EXERCISE REQUIREMENTS: Return each line containing the string "color".

MATERIAL:
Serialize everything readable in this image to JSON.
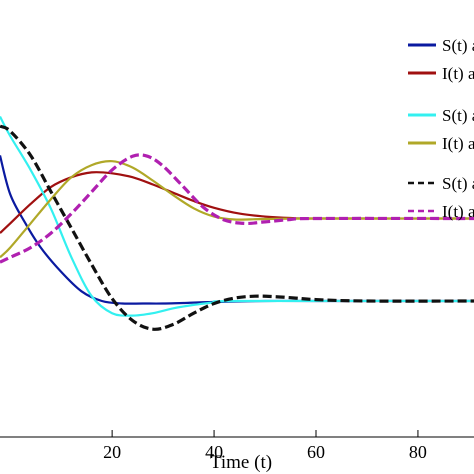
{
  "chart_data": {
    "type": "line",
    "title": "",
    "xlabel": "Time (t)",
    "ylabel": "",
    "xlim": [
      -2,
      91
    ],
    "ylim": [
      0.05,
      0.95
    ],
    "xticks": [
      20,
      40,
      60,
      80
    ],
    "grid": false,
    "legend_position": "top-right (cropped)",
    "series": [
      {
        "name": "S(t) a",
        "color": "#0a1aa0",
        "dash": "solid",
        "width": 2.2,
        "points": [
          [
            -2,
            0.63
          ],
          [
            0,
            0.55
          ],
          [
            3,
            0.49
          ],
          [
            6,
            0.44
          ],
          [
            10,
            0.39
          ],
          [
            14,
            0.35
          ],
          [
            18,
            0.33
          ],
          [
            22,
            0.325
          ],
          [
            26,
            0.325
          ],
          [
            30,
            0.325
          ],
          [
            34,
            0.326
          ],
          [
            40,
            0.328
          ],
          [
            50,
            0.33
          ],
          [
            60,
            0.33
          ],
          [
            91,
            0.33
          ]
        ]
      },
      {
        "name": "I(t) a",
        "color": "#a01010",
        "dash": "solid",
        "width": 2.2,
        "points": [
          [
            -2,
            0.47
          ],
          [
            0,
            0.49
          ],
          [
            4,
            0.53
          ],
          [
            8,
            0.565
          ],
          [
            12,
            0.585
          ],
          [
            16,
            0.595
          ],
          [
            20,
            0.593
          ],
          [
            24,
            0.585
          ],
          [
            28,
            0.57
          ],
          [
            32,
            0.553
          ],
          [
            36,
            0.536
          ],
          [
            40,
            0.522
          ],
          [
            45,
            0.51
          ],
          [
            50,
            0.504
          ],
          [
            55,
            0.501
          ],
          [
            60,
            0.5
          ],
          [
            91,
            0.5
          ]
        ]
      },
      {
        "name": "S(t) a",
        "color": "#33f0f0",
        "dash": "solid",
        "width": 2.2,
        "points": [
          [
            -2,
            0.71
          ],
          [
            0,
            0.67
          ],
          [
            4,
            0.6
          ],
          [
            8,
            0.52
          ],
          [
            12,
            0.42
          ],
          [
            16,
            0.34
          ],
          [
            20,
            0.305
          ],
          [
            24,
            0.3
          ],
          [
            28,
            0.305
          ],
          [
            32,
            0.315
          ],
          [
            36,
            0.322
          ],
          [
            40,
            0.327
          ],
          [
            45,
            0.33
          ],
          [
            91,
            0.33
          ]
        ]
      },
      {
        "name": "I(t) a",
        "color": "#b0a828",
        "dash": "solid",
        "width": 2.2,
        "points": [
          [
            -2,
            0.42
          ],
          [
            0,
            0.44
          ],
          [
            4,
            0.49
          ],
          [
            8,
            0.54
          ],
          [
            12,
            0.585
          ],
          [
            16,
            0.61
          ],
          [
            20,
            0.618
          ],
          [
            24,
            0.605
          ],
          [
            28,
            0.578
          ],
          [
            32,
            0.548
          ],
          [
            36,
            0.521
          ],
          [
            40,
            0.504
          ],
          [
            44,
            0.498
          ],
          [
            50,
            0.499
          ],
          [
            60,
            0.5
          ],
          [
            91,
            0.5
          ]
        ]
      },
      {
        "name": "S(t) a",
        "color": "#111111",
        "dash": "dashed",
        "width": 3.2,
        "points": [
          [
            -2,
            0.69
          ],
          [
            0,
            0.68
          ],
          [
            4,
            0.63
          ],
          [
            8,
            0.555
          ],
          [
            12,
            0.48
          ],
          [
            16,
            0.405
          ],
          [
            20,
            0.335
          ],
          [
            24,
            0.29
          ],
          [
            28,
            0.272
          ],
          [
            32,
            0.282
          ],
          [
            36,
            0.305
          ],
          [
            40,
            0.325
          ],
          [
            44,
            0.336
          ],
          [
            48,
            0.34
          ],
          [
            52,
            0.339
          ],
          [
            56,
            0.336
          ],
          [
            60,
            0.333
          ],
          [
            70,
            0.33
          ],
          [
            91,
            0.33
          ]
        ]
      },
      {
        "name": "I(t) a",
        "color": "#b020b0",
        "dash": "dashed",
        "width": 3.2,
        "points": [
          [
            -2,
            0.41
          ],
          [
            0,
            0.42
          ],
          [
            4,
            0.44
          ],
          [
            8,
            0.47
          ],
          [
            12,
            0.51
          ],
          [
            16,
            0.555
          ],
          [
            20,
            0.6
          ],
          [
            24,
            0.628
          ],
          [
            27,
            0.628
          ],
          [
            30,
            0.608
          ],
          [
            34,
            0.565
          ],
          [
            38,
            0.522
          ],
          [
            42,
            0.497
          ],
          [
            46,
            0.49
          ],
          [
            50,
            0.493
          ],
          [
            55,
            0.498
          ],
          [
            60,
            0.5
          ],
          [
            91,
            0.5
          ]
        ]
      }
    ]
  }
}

TASK RESPONSE:
        "color": "#0a1aa0",
        "color": "#a01010",
        "color": "#33f0f0",
        "color": "#b0a828",
        "color": "#111111",
        "color": "#b020b0",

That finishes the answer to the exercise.